- [EXERCISE AIM]: Find all the lines with "this" and gather them.

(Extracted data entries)
╔══
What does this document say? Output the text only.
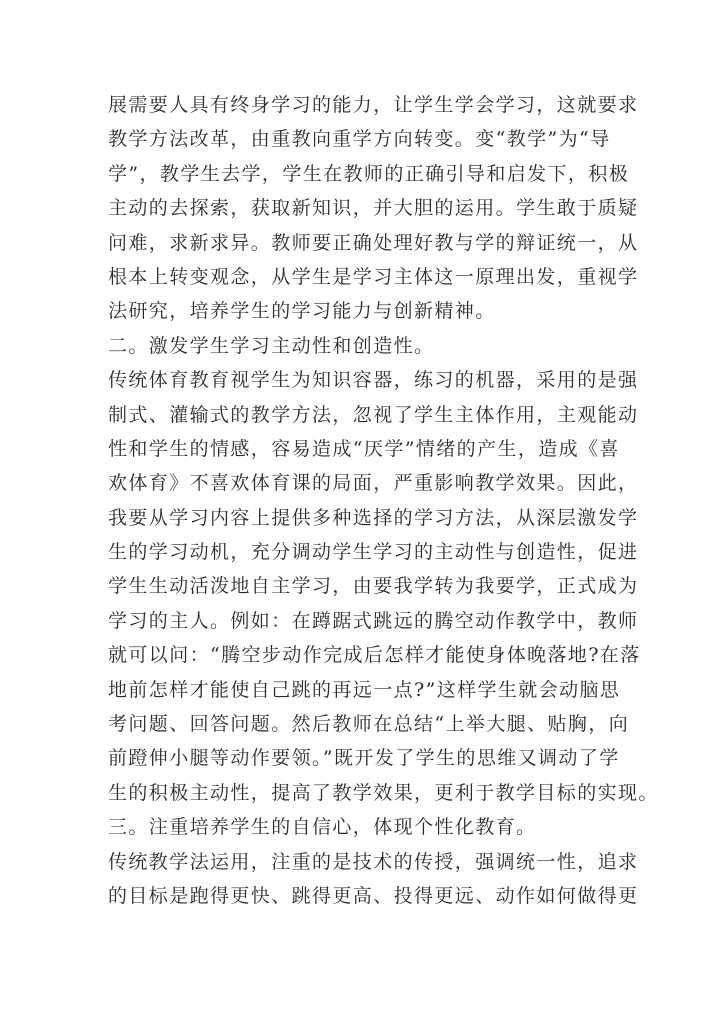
展需要人具有终身学习的能力，让学生学会学习，这就要求
教学方法改革，由重教向重学方向转变。变“教学”为“导
学”，教学生去学，学生在教师的正确引导和启发下，积极
主动的去探索，获取新知识，并大胆的运用。学生敢于质疑
问难，求新求异。教师要正确处理好教与学的辩证统一，从
根本上转变观念，从学生是学习主体这一原理出发，重视学
法研究，培养学生的学习能力与创新精神。
二。激发学生学习主动性和创造性。
传统体育教育视学生为知识容器，练习的机器，采用的是强
制式、灌输式的教学方法，忽视了学生主体作用，主观能动
性和学生的情感，容易造成“厌学”情绪的产生，造成《喜
欢体育》不喜欢体育课的局面，严重影响教学效果。因此，
我要从学习内容上提供多种选择的学习方法，从深层激发学
生的学习动机，充分调动学生学习的主动性与创造性，促进
学生生动活泼地自主学习，由要我学转为我要学，正式成为
学习的主人。例如：在蹲踞式跳远的腾空动作教学中，教师
就可以问：“腾空步动作完成后怎样才能使身体晚落地?在落
地前怎样才能使自己跳的再远一点?”这样学生就会动脑思
考问题、回答问题。然后教师在总结“上举大腿、贴胸，向
前蹬伸小腿等动作要领。”既开发了学生的思维又调动了学
生的积极主动性，提高了教学效果，更利于教学目标的实现。
三。注重培养学生的自信心，体现个性化教育。
传统教学法运用，注重的是技术的传授，强调统一性，追求
的目标是跑得更快、跳得更高、投得更远、动作如何做得更
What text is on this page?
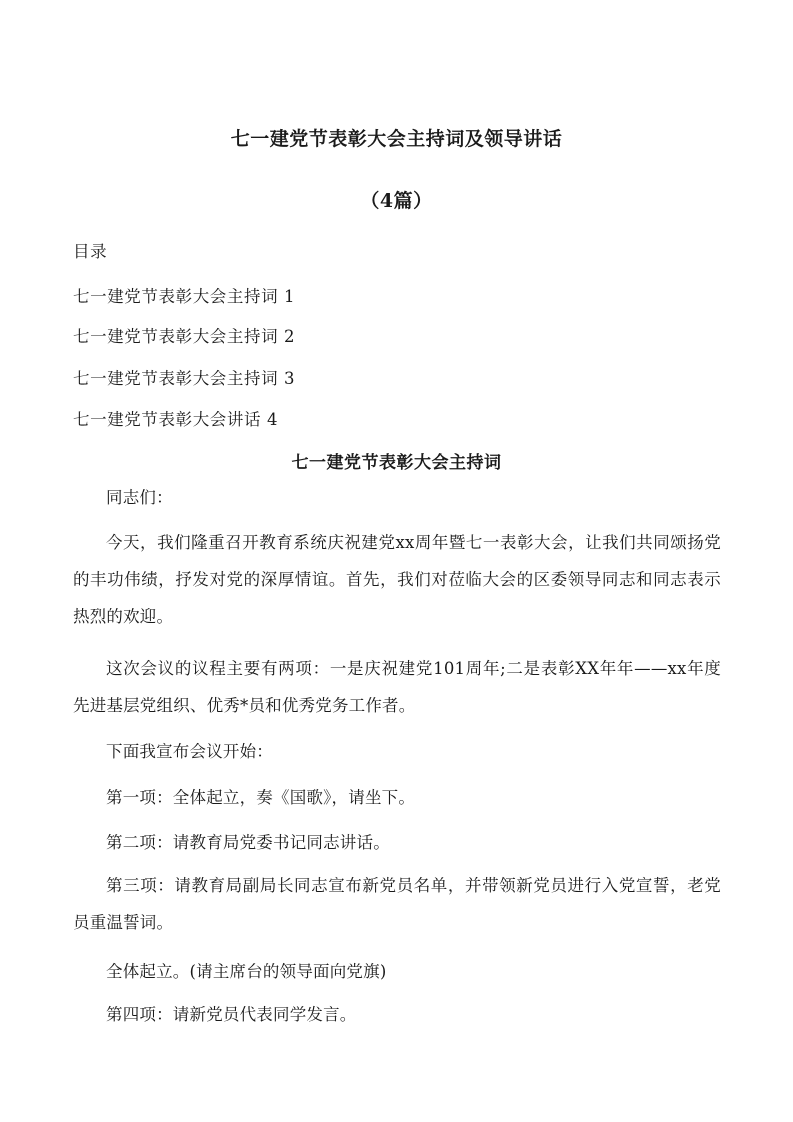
七一建党节表彰大会主持词及领导讲话
（4篇）
目录
七一建党节表彰大会主持词 1
七一建党节表彰大会主持词 2
七一建党节表彰大会主持词 3
七一建党节表彰大会讲话 4
七一建党节表彰大会主持词

同志们：

今天，我们隆重召开教育系统庆祝建党xx周年暨七一表彰大会，让我们共同颂扬党的丰功伟绩，抒发对党的深厚情谊。首先，我们对莅临大会的区委领导同志和同志表示热烈的欢迎。

这次会议的议程主要有两项：一是庆祝建党101周年;二是表彰XX年年——xx年度先进基层党组织、优秀*员和优秀党务工作者。

下面我宣布会议开始：

第一项：全体起立，奏《国歌》，请坐下。

第二项：请教育局党委书记同志讲话。

第三项：请教育局副局长同志宣布新党员名单，并带领新党员进行入党宣誓，老党员重温誓词。

全体起立。(请主席台的领导面向党旗)

第四项：请新党员代表同学发言。
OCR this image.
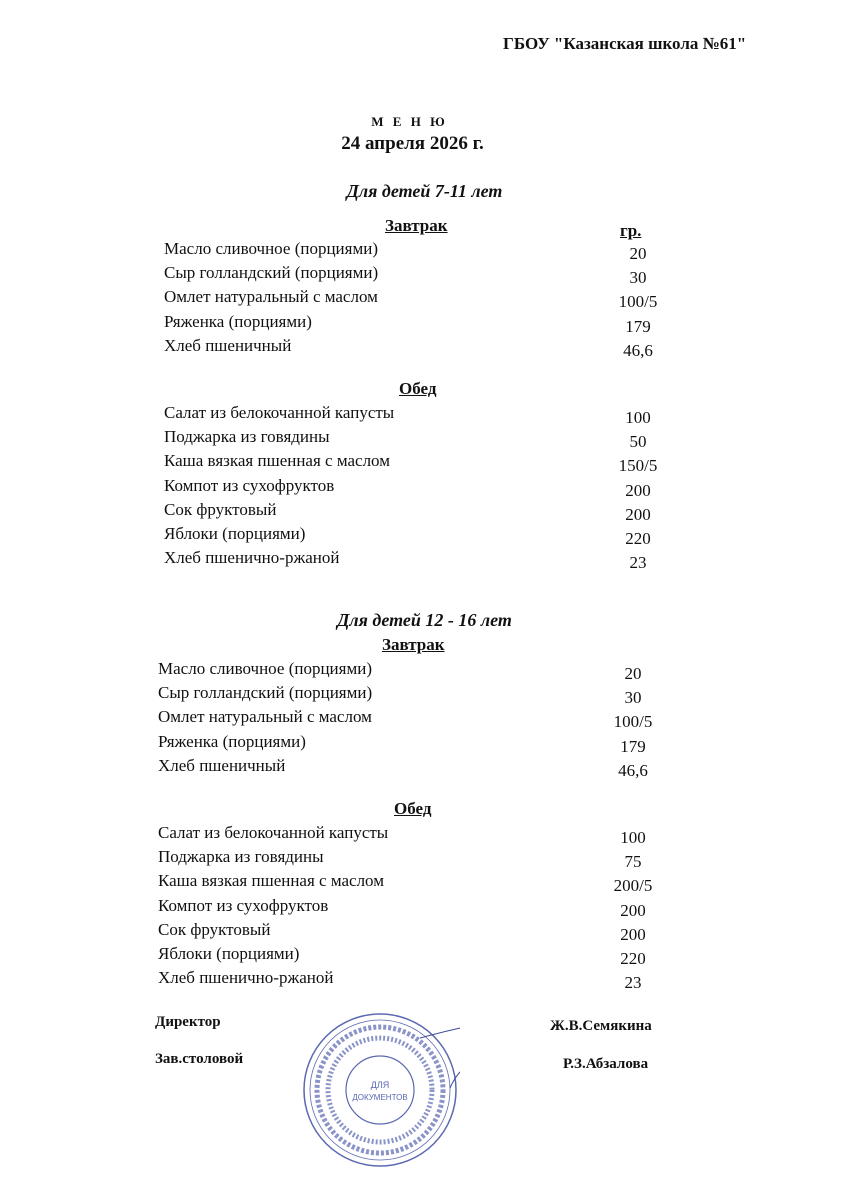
ГБОУ "Казанская школа №61"
М Е Н Ю
24 апреля 2026 г.
гр.
Для детей 7-11 лет
Завтрак
Масло сливочное (порциями)	20
Сыр голландский (порциями)	30
Омлет натуральный с маслом	100/5
Ряженка (порциями)	179
Хлеб пшеничный	46,6
Обед
Салат из белокочанной капусты	100
Поджарка из говядины	50
Каша вязкая пшенная с маслом	150/5
Компот из сухофруктов	200
Сок фруктовый	200
Яблоки (порциями)	220
Хлеб пшенично-ржаной	23
Для детей 12 - 16 лет
Завтрак
Масло сливочное (порциями)	20
Сыр голландский (порциями)	30
Омлет натуральный с маслом	100/5
Ряженка (порциями)	179
Хлеб пшеничный	46,6
Обед
Салат из белокочанной капусты	100
Поджарка из говядины	75
Каша вязкая пшенная с маслом	200/5
Компот из сухофруктов	200
Сок фруктовый	200
Яблоки (порциями)	220
Хлеб пшенично-ржаной	23
Директор	Ж.В.Семякина
Зав.столовой	Р.З.Абзалова
ДЛЯ
ДОКУМЕНТОВ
╚══
- [EXERCISE OUTPUT]:
What does this document say? Output the text only.
What text is on this page?
OCR this image.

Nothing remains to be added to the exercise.